[begin Given text]

What's worse: A year without Punk on the roster or a year with Swagger as WWE Champion?


----------



## Buttermaker (Sep 29, 2009)

A year without Punk

Straight Edge Society vs New Nexus


----------



## Nostalgia (Dec 20, 2011)

Swagger as WWE Champion 

edit: straight edge society

What's worse: Sandow being a complete jobber or Punk not main eventing a WrestleMania? (mainly a question for you Pyro).


----------



## Kratosx23 (Nov 1, 2004)

Sandow being a jobber by far. I'd trade Punk not main eventing a WM for a Barrett or Sandow world title reign. Punk has achieved incredible success in the WWE regardless. It's not acceptable, but it's far MORE acceptable than a talent like Sandow being abused the way he is. He's not treated like shit, he's treated like the infestation on a dog's cunt. :no: It's painful to watch how FUCKING BAD WWE is at judging talent. How could they POSSIBLY be THIS braindead? It's just the wrong guy pushed over and over and over and over.

Superman or Red Son Superman?


----------



## Jesus_Hong (Feb 8, 2013)

Superman


Spider-Man or Batman?


----------



## Fru (Mar 24, 2013)

Spiderman. The Dark Knight trilogy is way better than the (also v. enjoyable) Spiderman trilogy, but in terms of their wider comic and univese counterparts, Spiderman is much my favourite. Bruce Wayne's superpower is being smart and rich, which translated well to a gritty post-modern series of films, but Spiderman's webslinging and more colourful villains make him more enjoyable to me. Fuck that recent Spiderman reboot though. (For what would have been a much more challenging This or That poser for me, please refer to my sig)

Marvel universe or Mortal Kombat universe?


----------



## Kratosx23 (Nov 1, 2004)

Mortal Kombat. I know Marvel is obviously "better" in terms of writing and shit, but I just don't care about Marvel. I've tried to, but I can only bring myself to care about one comic universe and DC was the one that appealed to me.

Dr. Doom or The Joker?


----------



## GREEK FREAK (May 17, 2012)

The Joker

Have Cena beat Sammartinos title reign record or have let Cena have a total of 50 World title reigns before he retires?


----------



## wonder goat (Mar 17, 2013)

50 World Title reigns before he retires. It'd be funny to see him keep winning the belt only to lose it again in like a week. 

Kane or Daniel Bryan?


----------



## obby (May 19, 2009)

[end Given text]
[begin Data section]

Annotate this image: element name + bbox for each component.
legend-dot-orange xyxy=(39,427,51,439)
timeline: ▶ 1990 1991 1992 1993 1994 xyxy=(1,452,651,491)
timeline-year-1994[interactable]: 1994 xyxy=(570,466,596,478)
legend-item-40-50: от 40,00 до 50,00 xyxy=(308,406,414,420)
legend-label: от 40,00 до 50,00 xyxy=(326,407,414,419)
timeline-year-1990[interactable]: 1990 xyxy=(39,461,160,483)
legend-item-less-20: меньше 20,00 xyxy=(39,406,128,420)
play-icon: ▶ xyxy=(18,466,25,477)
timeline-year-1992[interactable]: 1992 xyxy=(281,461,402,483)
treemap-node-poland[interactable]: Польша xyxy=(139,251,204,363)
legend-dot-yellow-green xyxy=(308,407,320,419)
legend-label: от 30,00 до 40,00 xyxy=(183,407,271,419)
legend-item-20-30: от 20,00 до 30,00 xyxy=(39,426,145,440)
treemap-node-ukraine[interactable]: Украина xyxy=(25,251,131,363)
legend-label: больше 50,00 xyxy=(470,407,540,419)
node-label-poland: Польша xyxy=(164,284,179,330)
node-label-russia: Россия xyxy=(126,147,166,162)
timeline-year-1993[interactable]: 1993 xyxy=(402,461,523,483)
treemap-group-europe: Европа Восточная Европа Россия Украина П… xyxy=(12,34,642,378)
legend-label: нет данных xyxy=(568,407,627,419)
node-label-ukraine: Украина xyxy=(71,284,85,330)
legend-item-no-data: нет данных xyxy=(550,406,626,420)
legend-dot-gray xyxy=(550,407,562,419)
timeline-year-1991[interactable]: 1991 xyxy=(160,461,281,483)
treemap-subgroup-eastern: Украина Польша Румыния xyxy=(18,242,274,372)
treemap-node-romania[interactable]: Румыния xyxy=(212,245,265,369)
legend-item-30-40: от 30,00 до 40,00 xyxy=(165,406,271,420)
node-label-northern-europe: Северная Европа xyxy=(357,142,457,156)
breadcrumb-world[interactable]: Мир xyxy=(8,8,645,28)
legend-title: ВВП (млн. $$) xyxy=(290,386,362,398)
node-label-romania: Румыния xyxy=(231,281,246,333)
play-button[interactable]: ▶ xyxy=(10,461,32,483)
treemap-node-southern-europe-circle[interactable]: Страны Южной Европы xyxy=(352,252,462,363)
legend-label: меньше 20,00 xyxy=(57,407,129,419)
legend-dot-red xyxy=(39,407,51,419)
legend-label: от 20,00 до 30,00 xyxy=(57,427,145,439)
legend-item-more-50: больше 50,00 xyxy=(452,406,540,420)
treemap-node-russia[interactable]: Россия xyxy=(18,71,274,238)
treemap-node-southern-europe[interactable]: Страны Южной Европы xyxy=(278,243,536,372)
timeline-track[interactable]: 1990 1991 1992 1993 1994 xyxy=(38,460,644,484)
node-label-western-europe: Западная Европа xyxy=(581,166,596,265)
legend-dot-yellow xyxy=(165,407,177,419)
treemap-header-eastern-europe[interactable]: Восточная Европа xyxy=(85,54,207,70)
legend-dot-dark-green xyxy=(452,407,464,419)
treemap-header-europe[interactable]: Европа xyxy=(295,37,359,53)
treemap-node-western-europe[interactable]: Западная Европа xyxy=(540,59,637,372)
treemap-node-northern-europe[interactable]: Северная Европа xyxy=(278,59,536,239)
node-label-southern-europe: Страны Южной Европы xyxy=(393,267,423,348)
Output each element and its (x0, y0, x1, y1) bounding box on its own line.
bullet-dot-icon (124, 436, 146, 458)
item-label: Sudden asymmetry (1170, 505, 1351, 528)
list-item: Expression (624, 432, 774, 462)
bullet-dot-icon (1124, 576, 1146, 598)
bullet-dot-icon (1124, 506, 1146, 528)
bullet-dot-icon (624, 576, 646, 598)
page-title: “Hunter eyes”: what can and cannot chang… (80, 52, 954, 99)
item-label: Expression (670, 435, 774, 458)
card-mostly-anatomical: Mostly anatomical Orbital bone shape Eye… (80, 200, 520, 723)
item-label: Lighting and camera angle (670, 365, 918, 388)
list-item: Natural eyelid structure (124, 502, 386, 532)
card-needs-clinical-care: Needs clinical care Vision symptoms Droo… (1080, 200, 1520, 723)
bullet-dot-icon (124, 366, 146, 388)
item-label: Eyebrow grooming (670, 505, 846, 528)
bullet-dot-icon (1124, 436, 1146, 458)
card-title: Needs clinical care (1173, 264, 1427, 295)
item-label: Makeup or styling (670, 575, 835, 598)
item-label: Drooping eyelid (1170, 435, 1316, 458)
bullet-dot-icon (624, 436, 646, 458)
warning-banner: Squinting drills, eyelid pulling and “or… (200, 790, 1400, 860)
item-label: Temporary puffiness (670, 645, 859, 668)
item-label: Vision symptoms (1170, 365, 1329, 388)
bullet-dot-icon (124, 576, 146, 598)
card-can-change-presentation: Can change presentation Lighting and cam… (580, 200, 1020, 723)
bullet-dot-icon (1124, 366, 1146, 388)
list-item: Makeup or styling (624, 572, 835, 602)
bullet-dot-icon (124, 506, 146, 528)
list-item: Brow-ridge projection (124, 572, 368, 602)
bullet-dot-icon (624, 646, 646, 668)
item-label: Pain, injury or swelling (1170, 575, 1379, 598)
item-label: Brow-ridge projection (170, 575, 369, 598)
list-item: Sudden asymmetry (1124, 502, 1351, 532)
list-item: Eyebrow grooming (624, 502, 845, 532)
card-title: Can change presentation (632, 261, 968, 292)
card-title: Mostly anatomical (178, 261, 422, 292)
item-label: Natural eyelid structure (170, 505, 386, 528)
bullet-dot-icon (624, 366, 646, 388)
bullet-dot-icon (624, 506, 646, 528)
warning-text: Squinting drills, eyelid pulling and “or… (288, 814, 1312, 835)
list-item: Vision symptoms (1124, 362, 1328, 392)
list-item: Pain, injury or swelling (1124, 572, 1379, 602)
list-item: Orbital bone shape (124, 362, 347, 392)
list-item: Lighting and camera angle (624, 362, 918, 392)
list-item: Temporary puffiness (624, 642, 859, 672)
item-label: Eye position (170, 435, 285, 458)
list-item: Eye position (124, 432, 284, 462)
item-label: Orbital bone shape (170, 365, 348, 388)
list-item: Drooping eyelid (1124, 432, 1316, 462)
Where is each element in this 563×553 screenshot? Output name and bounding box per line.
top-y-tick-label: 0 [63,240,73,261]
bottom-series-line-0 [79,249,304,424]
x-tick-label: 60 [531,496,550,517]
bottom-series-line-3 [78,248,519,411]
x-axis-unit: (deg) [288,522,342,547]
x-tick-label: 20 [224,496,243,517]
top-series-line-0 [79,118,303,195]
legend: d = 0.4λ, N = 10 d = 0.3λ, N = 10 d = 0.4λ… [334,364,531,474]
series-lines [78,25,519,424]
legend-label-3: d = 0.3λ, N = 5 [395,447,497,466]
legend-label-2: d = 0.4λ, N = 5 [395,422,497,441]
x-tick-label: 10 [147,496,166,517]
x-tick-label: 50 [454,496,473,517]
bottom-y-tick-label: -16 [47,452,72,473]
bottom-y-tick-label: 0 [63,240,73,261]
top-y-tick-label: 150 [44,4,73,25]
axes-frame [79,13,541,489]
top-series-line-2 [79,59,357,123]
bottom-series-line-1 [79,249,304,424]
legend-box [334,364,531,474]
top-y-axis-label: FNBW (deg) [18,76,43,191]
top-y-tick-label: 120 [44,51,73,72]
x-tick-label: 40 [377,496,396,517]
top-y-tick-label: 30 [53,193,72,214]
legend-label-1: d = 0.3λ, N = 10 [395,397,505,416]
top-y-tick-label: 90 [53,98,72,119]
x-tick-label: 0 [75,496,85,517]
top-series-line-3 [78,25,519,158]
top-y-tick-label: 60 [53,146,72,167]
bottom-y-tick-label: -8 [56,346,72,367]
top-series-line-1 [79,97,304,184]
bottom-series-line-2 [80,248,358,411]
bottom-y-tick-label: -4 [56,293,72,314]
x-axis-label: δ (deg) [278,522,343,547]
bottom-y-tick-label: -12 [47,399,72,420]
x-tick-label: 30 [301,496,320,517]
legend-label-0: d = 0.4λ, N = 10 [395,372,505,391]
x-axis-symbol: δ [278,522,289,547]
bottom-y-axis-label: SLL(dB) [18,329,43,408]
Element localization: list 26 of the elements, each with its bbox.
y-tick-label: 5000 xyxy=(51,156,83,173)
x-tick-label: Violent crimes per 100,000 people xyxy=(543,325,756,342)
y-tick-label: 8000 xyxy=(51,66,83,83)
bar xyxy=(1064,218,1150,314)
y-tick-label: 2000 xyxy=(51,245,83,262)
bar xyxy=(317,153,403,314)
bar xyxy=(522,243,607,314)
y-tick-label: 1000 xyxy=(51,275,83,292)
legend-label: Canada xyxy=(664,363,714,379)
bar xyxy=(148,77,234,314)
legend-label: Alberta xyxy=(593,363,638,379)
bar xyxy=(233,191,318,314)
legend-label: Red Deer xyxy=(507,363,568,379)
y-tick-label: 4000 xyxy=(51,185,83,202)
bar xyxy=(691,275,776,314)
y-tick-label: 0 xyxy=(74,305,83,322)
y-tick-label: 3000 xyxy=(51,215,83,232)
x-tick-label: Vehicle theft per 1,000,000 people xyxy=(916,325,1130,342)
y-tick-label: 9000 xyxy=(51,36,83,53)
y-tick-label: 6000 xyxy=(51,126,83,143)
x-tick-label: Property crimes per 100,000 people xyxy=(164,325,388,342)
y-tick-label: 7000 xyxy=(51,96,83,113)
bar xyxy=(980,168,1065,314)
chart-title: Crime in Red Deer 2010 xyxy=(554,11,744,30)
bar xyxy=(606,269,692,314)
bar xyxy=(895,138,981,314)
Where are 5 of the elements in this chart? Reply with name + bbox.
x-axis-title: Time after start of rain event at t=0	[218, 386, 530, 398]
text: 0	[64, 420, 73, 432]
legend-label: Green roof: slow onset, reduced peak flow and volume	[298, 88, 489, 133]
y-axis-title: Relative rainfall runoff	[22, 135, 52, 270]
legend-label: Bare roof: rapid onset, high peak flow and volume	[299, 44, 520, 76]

[end Data section]

Stated task A | In the forum thread, why does Fru prefer Spider-Man to Batman?
Stated task B | Could you set down, word for word, the part of the forum thread that opens with the words containing "## Fru (Mar" and closes with "Mortal Kombat universe?"?

Finished answer A | Fru says Spider-Man's webslinging and more colorful villains make him more enjoyable. Batman's superpower is only being smart and rich, which Fru says suited a gritty series of films.

Finished answer B |
## Fru (Mar 24, 2013)

Spiderman. The Dark Knight trilogy is way better than the (also v. enjoyable) Spiderman trilogy, but in terms of their wider comic and univese counterparts, Spiderman is much my favourite. Bruce Wayne's superpower is being smart and rich, which translated well to a gritty post-modern series of films, but Spiderman's webslinging and more colourful villains make him more enjoyable to me. Fuck that recent Spiderman reboot though. (For what would have been a much more challenging This or That poser for me, please refer to my sig)

Marvel universe or Mortal Kombat universe?